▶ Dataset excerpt

====

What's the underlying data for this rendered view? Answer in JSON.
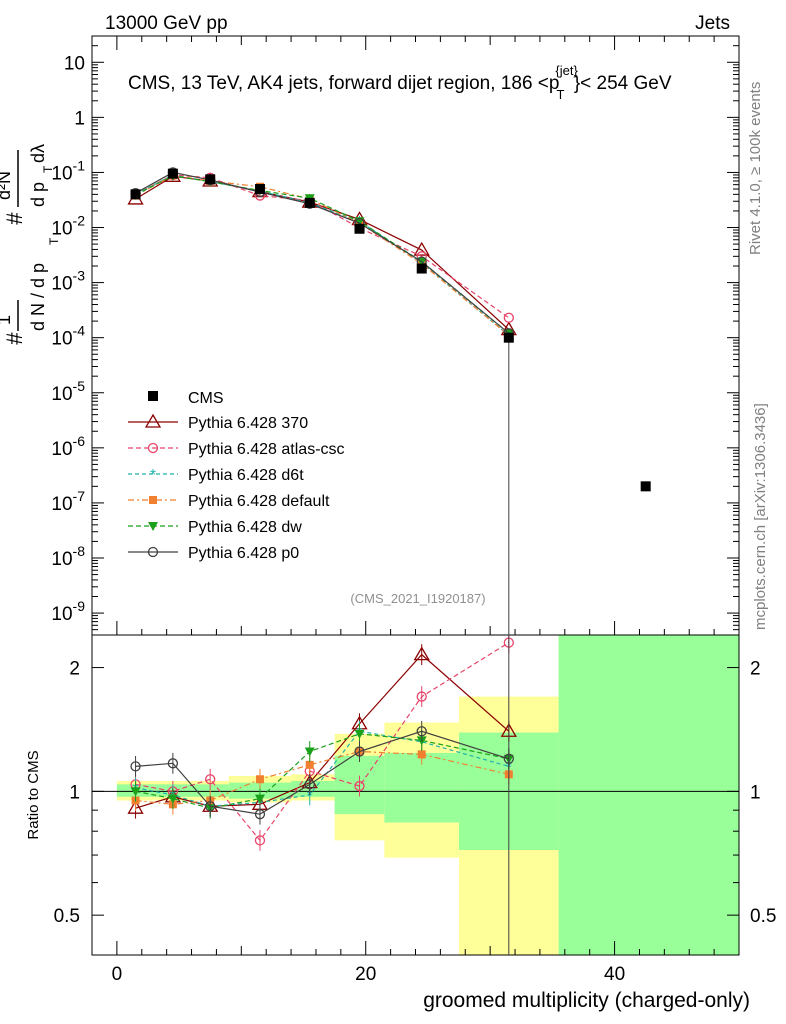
{
  "header": {
    "left": "13000 GeV pp",
    "right": "Jets",
    "title_prefix": "CMS, 13 TeV, AK4 jets, forward dijet region, 186 <p",
    "title_sup": "{jet}",
    "title_sub": "T",
    "title_suffix": "}< 254 GeV",
    "analysis_tag": "(CMS_2021_I1920187)"
  },
  "side_labels": {
    "rivet": "Rivet 4.1.0, ≥ 100k events",
    "mcplots": "mcplots.cern.ch [arXiv:1306.3436]"
  },
  "colors": {
    "cms": "#000000",
    "p370": "#8b0000",
    "atlas": "#e8446a",
    "d6t": "#20b2aa",
    "default": "#f08030",
    "dw": "#1aa01a",
    "p0": "#404040",
    "band_yellow": "#ffff99",
    "band_green": "#99ff99"
  },
  "chart_data": [
    {
      "type": "line",
      "panel": "main",
      "yscale": "log",
      "ylabel": "1/dN/dp_T  d²N/dp_T dλ",
      "ylim": [
        4e-10,
        30
      ],
      "xlim": [
        -2,
        50
      ],
      "ytick_labels": [
        "10^-9",
        "10^-8",
        "10^-7",
        "10^-6",
        "10^-5",
        "10^-4",
        "10^-3",
        "10^-2",
        "10^-1",
        "1",
        "10"
      ],
      "cms": {
        "name": "CMS",
        "x": [
          1.5,
          4.5,
          7.5,
          11.5,
          15.5,
          19.5,
          24.5,
          31.5,
          42.5
        ],
        "y": [
          0.04,
          0.095,
          0.075,
          0.05,
          0.028,
          0.0095,
          0.0018,
          0.0001,
          2e-07
        ]
      },
      "series": [
        {
          "name": "Pythia 6.428 370",
          "key": "p370",
          "x": [
            1.5,
            4.5,
            7.5,
            11.5,
            15.5,
            19.5,
            24.5,
            31.5
          ],
          "y": [
            0.033,
            0.085,
            0.07,
            0.045,
            0.029,
            0.014,
            0.0039,
            0.00014
          ]
        },
        {
          "name": "Pythia 6.428 atlas-csc",
          "key": "atlas",
          "x": [
            1.5,
            4.5,
            7.5,
            11.5,
            15.5,
            19.5,
            24.5,
            31.5
          ],
          "y": [
            0.04,
            0.09,
            0.08,
            0.038,
            0.031,
            0.0098,
            0.003,
            0.00023
          ]
        },
        {
          "name": "Pythia 6.428 d6t",
          "key": "d6t",
          "x": [
            1.5,
            4.5,
            7.5,
            11.5,
            15.5,
            19.5,
            24.5,
            31.5
          ],
          "y": [
            0.04,
            0.09,
            0.068,
            0.046,
            0.028,
            0.013,
            0.0023,
            0.00011
          ]
        },
        {
          "name": "Pythia 6.428 default",
          "key": "default",
          "x": [
            1.5,
            4.5,
            7.5,
            11.5,
            15.5,
            19.5,
            24.5,
            31.5
          ],
          "y": [
            0.038,
            0.088,
            0.07,
            0.055,
            0.033,
            0.012,
            0.0022,
            0.00011
          ]
        },
        {
          "name": "Pythia 6.428 dw",
          "key": "dw",
          "x": [
            1.5,
            4.5,
            7.5,
            11.5,
            15.5,
            19.5,
            24.5,
            31.5
          ],
          "y": [
            0.039,
            0.087,
            0.068,
            0.047,
            0.034,
            0.013,
            0.0024,
            0.00012
          ]
        },
        {
          "name": "Pythia 6.428 p0",
          "key": "p0",
          "x": [
            1.5,
            4.5,
            7.5,
            11.5,
            15.5,
            19.5,
            24.5,
            31.5
          ],
          "y": [
            0.042,
            0.1,
            0.073,
            0.044,
            0.027,
            0.012,
            0.0024,
            0.00012
          ]
        }
      ]
    },
    {
      "type": "line",
      "panel": "ratio",
      "yscale": "log",
      "ylabel": "Ratio to CMS",
      "ylim": [
        0.4,
        2.4
      ],
      "xlim": [
        -2,
        50
      ],
      "xlabel": "groomed multiplicity (charged-only)",
      "xtick_labels": [
        "0",
        "20",
        "40"
      ],
      "ytick_labels": [
        "0.5",
        "1",
        "2"
      ],
      "bands": [
        {
          "x0": 0,
          "x1": 3,
          "yellow": [
            0.95,
            1.06
          ],
          "green": [
            0.97,
            1.04
          ]
        },
        {
          "x0": 3,
          "x1": 6,
          "yellow": [
            0.95,
            1.06
          ],
          "green": [
            0.97,
            1.04
          ]
        },
        {
          "x0": 6,
          "x1": 9,
          "yellow": [
            0.95,
            1.06
          ],
          "green": [
            0.97,
            1.04
          ]
        },
        {
          "x0": 9,
          "x1": 14,
          "yellow": [
            0.94,
            1.09
          ],
          "green": [
            0.96,
            1.05
          ]
        },
        {
          "x0": 14,
          "x1": 17.5,
          "yellow": [
            0.95,
            1.1
          ],
          "green": [
            0.97,
            1.06
          ]
        },
        {
          "x0": 17.5,
          "x1": 21.5,
          "yellow": [
            0.76,
            1.38
          ],
          "green": [
            0.88,
            1.22
          ]
        },
        {
          "x0": 21.5,
          "x1": 27.5,
          "yellow": [
            0.69,
            1.47
          ],
          "green": [
            0.84,
            1.24
          ]
        },
        {
          "x0": 27.5,
          "x1": 35.5,
          "yellow": [
            0.4,
            1.7
          ],
          "green": [
            0.72,
            1.39
          ]
        },
        {
          "x0": 35.5,
          "x1": 50,
          "yellow": [
            0.4,
            2.4
          ],
          "green": [
            0.4,
            2.4
          ]
        }
      ],
      "series": [
        {
          "key": "p370",
          "x": [
            1.5,
            4.5,
            7.5,
            11.5,
            15.5,
            19.5,
            24.5,
            31.5
          ],
          "y": [
            0.91,
            0.97,
            0.92,
            0.93,
            1.05,
            1.46,
            2.15,
            1.4
          ]
        },
        {
          "key": "atlas",
          "x": [
            1.5,
            4.5,
            7.5,
            11.5,
            15.5,
            19.5,
            24.5,
            31.5
          ],
          "y": [
            1.04,
            1.0,
            1.07,
            0.76,
            1.12,
            1.03,
            1.7,
            2.3
          ]
        },
        {
          "key": "d6t",
          "x": [
            1.5,
            4.5,
            7.5,
            11.5,
            15.5,
            19.5,
            24.5,
            31.5
          ],
          "y": [
            1.02,
            0.98,
            0.92,
            0.94,
            0.98,
            1.4,
            1.32,
            1.15
          ]
        },
        {
          "key": "default",
          "x": [
            1.5,
            4.5,
            7.5,
            11.5,
            15.5,
            19.5,
            24.5,
            31.5
          ],
          "y": [
            0.95,
            0.93,
            0.95,
            1.07,
            1.16,
            1.25,
            1.23,
            1.1
          ]
        },
        {
          "key": "dw",
          "x": [
            1.5,
            4.5,
            7.5,
            11.5,
            15.5,
            19.5,
            24.5,
            31.5
          ],
          "y": [
            1.0,
            0.96,
            0.91,
            0.96,
            1.25,
            1.38,
            1.33,
            1.2
          ]
        },
        {
          "key": "p0",
          "x": [
            1.5,
            4.5,
            7.5,
            11.5,
            15.5,
            19.5,
            24.5,
            31.5
          ],
          "y": [
            1.15,
            1.17,
            0.92,
            0.88,
            1.04,
            1.25,
            1.4,
            1.2
          ]
        }
      ]
    }
  ]
}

====

▶ WHAT YOU NEED TO DO
What you return should match the records above word for word, minus the pictures.

▶ WRITTEN SOLUTION
What's the underlying data for this rendered view? Answer in JSON.
{
  "header": {
    "left": "13000 GeV pp",
    "right": "Jets",
    "title_prefix": "CMS, 13 TeV, AK4 jets, forward dijet region, 186 <p",
    "title_sup": "{jet}",
    "title_sub": "T",
    "title_suffix": "}< 254 GeV",
    "analysis_tag": "(CMS_2021_I1920187)"
  },
  "side_labels": {
    "rivet": "Rivet 4.1.0, ≥ 100k events",
    "mcplots": "mcplots.cern.ch [arXiv:1306.3436]"
  },
  "colors": {
    "cms": "#000000",
    "p370": "#8b0000",
    "atlas": "#e8446a",
    "d6t": "#20b2aa",
    "default": "#f08030",
    "dw": "#1aa01a",
    "p0": "#404040",
    "band_yellow": "#ffff99",
    "band_green": "#99ff99"
  },
  "chart_data": [
    {
      "type": "line",
      "panel": "main",
      "yscale": "log",
      "ylabel": "1/dN/dp_T  d²N/dp_T dλ",
      "ylim": [
        4e-10,
        30
      ],
      "xlim": [
        -2,
        50
      ],
      "ytick_labels": [
        "10^-9",
        "10^-8",
        "10^-7",
        "10^-6",
        "10^-5",
        "10^-4",
        "10^-3",
        "10^-2",
        "10^-1",
        "1",
        "10"
      ],
      "cms": {
        "name": "CMS",
        "x": [
          1.5,
          4.5,
          7.5,
          11.5,
          15.5,
          19.5,
          24.5,
          31.5,
          42.5
        ],
        "y": [
          0.04,
          0.095,
          0.075,
          0.05,
          0.028,
          0.0095,
          0.0018,
          0.0001,
          2e-07
        ]
      },
      "series": [
        {
          "name": "Pythia 6.428 370",
          "key": "p370",
          "x": [
            1.5,
            4.5,
            7.5,
            11.5,
            15.5,
            19.5,
            24.5,
            31.5
          ],
          "y": [
            0.033,
            0.085,
            0.07,
            0.045,
            0.029,
            0.014,
            0.0039,
            0.00014
          ]
        },
        {
          "name": "Pythia 6.428 atlas-csc",
          "key": "atlas",
          "x": [
            1.5,
            4.5,
            7.5,
            11.5,
            15.5,
            19.5,
            24.5,
            31.5
          ],
          "y": [
            0.04,
            0.09,
            0.08,
            0.038,
            0.031,
            0.0098,
            0.003,
            0.00023
          ]
        },
        {
          "name": "Pythia 6.428 d6t",
          "key": "d6t",
          "x": [
            1.5,
            4.5,
            7.5,
            11.5,
            15.5,
            19.5,
            24.5,
            31.5
          ],
          "y": [
            0.04,
            0.09,
            0.068,
            0.046,
            0.028,
            0.013,
            0.0023,
            0.00011
          ]
        },
        {
          "name": "Pythia 6.428 default",
          "key": "default",
          "x": [
            1.5,
            4.5,
            7.5,
            11.5,
            15.5,
            19.5,
            24.5,
            31.5
          ],
          "y": [
            0.038,
            0.088,
            0.07,
            0.055,
            0.033,
            0.012,
            0.0022,
            0.00011
          ]
        },
        {
          "name": "Pythia 6.428 dw",
          "key": "dw",
          "x": [
            1.5,
            4.5,
            7.5,
            11.5,
            15.5,
            19.5,
            24.5,
            31.5
          ],
          "y": [
            0.039,
            0.087,
            0.068,
            0.047,
            0.034,
            0.013,
            0.0024,
            0.00012
          ]
        },
        {
          "name": "Pythia 6.428 p0",
          "key": "p0",
          "x": [
            1.5,
            4.5,
            7.5,
            11.5,
            15.5,
            19.5,
            24.5,
            31.5
          ],
          "y": [
            0.042,
            0.1,
            0.073,
            0.044,
            0.027,
            0.012,
            0.0024,
            0.00012
          ]
        }
      ]
    },
    {
      "type": "line",
      "panel": "ratio",
      "yscale": "log",
      "ylabel": "Ratio to CMS",
      "ylim": [
        0.4,
        2.4
      ],
      "xlim": [
        -2,
        50
      ],
      "xlabel": "groomed multiplicity (charged-only)",
      "xtick_labels": [
        "0",
        "20",
        "40"
      ],
      "ytick_labels": [
        "0.5",
        "1",
        "2"
      ],
      "bands": [
        {
          "x0": 0,
          "x1": 3,
          "yellow": [
            0.95,
            1.06
          ],
          "green": [
            0.97,
            1.04
          ]
        },
        {
          "x0": 3,
          "x1": 6,
          "yellow": [
            0.95,
            1.06
          ],
          "green": [
            0.97,
            1.04
          ]
        },
        {
          "x0": 6,
          "x1": 9,
          "yellow": [
            0.95,
            1.06
          ],
          "green": [
            0.97,
            1.04
          ]
        },
        {
          "x0": 9,
          "x1": 14,
          "yellow": [
            0.94,
            1.09
          ],
          "green": [
            0.96,
            1.05
          ]
        },
        {
          "x0": 14,
          "x1": 17.5,
          "yellow": [
            0.95,
            1.1
          ],
          "green": [
            0.97,
            1.06
          ]
        },
        {
          "x0": 17.5,
          "x1": 21.5,
          "yellow": [
            0.76,
            1.38
          ],
          "green": [
            0.88,
            1.22
          ]
        },
        {
          "x0": 21.5,
          "x1": 27.5,
          "yellow": [
            0.69,
            1.47
          ],
          "green": [
            0.84,
            1.24
          ]
        },
        {
          "x0": 27.5,
          "x1": 35.5,
          "yellow": [
            0.4,
            1.7
          ],
          "green": [
            0.72,
            1.39
          ]
        },
        {
          "x0": 35.5,
          "x1": 50,
          "yellow": [
            0.4,
            2.4
          ],
          "green": [
            0.4,
            2.4
          ]
        }
      ],
      "series": [
        {
          "key": "p370",
          "x": [
            1.5,
            4.5,
            7.5,
            11.5,
            15.5,
            19.5,
            24.5,
            31.5
          ],
          "y": [
            0.91,
            0.97,
            0.92,
            0.93,
            1.05,
            1.46,
            2.15,
            1.4
          ]
        },
        {
          "key": "atlas",
          "x": [
            1.5,
            4.5,
            7.5,
            11.5,
            15.5,
            19.5,
            24.5,
            31.5
          ],
          "y": [
            1.04,
            1.0,
            1.07,
            0.76,
            1.12,
            1.03,
            1.7,
            2.3
          ]
        },
        {
          "key": "d6t",
          "x": [
            1.5,
            4.5,
            7.5,
            11.5,
            15.5,
            19.5,
            24.5,
            31.5
          ],
          "y": [
            1.02,
            0.98,
            0.92,
            0.94,
            0.98,
            1.4,
            1.32,
            1.15
          ]
        },
        {
          "key": "default",
          "x": [
            1.5,
            4.5,
            7.5,
            11.5,
            15.5,
            19.5,
            24.5,
            31.5
          ],
          "y": [
            0.95,
            0.93,
            0.95,
            1.07,
            1.16,
            1.25,
            1.23,
            1.1
          ]
        },
        {
          "key": "dw",
          "x": [
            1.5,
            4.5,
            7.5,
            11.5,
            15.5,
            19.5,
            24.5,
            31.5
          ],
          "y": [
            1.0,
            0.96,
            0.91,
            0.96,
            1.25,
            1.38,
            1.33,
            1.2
          ]
        },
        {
          "key": "p0",
          "x": [
            1.5,
            4.5,
            7.5,
            11.5,
            15.5,
            19.5,
            24.5,
            31.5
          ],
          "y": [
            1.15,
            1.17,
            0.92,
            0.88,
            1.04,
            1.25,
            1.4,
            1.2
          ]
        }
      ]
    }
  ]
}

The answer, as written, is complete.